Stated task:
Reproduce the items word for word, from the first line through the line containing "collapse-region-icon[interactable]: − (414, 164, 427, 177)".

Stored rows:
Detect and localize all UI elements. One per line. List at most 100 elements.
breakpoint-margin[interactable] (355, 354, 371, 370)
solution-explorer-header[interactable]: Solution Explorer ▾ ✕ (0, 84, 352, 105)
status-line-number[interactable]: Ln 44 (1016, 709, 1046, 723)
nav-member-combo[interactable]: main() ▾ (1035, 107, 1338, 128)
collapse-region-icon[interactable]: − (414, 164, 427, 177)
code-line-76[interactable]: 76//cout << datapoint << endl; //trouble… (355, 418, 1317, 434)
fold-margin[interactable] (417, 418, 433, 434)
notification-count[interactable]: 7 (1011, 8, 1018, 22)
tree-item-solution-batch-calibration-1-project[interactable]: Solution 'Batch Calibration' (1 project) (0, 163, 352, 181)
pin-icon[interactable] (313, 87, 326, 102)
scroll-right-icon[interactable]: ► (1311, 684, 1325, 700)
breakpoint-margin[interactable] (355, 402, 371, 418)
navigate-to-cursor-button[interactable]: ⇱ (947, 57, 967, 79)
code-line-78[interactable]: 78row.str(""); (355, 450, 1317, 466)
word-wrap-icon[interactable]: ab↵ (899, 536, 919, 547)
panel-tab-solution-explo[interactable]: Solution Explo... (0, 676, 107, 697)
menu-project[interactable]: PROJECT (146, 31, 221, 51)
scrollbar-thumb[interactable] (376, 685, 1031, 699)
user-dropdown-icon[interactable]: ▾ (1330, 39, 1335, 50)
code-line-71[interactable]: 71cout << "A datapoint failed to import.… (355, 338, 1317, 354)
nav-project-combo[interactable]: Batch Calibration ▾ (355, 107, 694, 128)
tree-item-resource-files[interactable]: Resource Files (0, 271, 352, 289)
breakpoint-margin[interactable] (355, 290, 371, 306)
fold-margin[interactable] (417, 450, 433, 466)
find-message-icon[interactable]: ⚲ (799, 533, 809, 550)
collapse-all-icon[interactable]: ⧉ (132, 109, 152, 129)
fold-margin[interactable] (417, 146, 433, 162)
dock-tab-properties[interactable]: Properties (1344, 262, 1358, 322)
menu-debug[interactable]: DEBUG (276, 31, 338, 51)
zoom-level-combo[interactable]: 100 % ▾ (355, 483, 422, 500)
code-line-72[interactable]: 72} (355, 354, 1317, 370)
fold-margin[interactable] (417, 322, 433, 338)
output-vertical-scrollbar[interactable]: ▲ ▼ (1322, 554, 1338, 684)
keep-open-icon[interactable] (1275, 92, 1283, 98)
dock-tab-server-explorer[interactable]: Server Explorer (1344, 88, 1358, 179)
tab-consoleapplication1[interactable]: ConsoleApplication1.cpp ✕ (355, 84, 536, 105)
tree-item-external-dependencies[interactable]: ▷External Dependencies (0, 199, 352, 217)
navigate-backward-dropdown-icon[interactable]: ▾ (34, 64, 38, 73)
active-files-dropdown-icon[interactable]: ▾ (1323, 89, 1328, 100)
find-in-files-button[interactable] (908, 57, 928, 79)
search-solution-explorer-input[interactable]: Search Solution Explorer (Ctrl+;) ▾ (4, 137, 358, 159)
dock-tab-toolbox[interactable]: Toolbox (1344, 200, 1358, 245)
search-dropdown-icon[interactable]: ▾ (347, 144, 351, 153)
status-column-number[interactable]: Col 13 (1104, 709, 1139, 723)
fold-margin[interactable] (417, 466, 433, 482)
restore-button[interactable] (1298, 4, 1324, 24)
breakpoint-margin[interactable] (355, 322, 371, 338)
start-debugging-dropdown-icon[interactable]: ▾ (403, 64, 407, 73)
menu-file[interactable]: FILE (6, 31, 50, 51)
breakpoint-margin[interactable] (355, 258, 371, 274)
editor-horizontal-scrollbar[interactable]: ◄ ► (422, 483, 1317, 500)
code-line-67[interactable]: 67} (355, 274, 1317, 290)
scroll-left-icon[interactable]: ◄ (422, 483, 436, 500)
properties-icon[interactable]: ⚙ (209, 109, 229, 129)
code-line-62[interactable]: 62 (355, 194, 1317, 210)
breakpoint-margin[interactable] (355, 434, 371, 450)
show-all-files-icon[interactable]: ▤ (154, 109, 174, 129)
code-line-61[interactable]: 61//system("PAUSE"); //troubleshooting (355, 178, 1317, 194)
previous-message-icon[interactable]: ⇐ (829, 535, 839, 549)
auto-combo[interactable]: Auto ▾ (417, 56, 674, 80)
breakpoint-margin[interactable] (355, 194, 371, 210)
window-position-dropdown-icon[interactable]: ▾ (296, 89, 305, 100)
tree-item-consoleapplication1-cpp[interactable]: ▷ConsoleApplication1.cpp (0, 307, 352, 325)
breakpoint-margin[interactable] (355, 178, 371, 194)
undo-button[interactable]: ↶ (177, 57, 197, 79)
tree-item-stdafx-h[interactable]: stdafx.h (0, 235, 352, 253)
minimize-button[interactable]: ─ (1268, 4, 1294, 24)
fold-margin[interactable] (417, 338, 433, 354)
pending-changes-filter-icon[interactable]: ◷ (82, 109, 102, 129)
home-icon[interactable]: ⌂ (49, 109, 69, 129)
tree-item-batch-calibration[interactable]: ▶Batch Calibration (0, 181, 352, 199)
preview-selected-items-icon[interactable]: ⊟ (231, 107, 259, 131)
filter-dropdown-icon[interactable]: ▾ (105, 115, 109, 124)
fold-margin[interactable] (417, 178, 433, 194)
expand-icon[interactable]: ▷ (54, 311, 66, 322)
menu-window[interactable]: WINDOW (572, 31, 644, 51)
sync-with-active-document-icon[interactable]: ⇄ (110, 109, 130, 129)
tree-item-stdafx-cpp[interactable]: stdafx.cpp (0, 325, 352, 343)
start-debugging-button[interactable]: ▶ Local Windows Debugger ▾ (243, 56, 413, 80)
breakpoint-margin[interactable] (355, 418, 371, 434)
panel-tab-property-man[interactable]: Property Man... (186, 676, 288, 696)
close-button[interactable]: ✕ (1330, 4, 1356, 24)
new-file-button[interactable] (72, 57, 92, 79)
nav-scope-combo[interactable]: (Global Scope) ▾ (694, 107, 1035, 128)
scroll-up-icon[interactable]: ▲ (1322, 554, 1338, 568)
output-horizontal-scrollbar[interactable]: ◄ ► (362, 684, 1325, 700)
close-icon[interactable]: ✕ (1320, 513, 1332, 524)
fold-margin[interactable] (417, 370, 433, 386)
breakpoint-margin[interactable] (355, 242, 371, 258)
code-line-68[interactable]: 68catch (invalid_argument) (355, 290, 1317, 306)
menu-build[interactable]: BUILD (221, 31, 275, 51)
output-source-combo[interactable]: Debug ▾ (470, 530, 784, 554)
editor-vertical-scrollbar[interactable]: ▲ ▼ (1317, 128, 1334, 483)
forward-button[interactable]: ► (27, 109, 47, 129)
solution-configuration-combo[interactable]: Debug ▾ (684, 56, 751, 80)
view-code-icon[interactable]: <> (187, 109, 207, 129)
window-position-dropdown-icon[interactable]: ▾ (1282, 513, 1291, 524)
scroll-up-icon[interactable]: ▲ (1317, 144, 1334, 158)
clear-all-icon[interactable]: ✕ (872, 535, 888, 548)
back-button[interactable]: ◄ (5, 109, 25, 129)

Solution to this task:
Detect and localize all UI elements. One per line. List at most 100 elements.
breakpoint-margin[interactable] (355, 354, 371, 370)
solution-explorer-header[interactable]: Solution Explorer ▾ ✕ (0, 84, 352, 105)
status-line-number[interactable]: Ln 44 (1016, 709, 1046, 723)
nav-member-combo[interactable]: main() ▾ (1035, 107, 1338, 128)
collapse-region-icon[interactable]: − (414, 164, 427, 177)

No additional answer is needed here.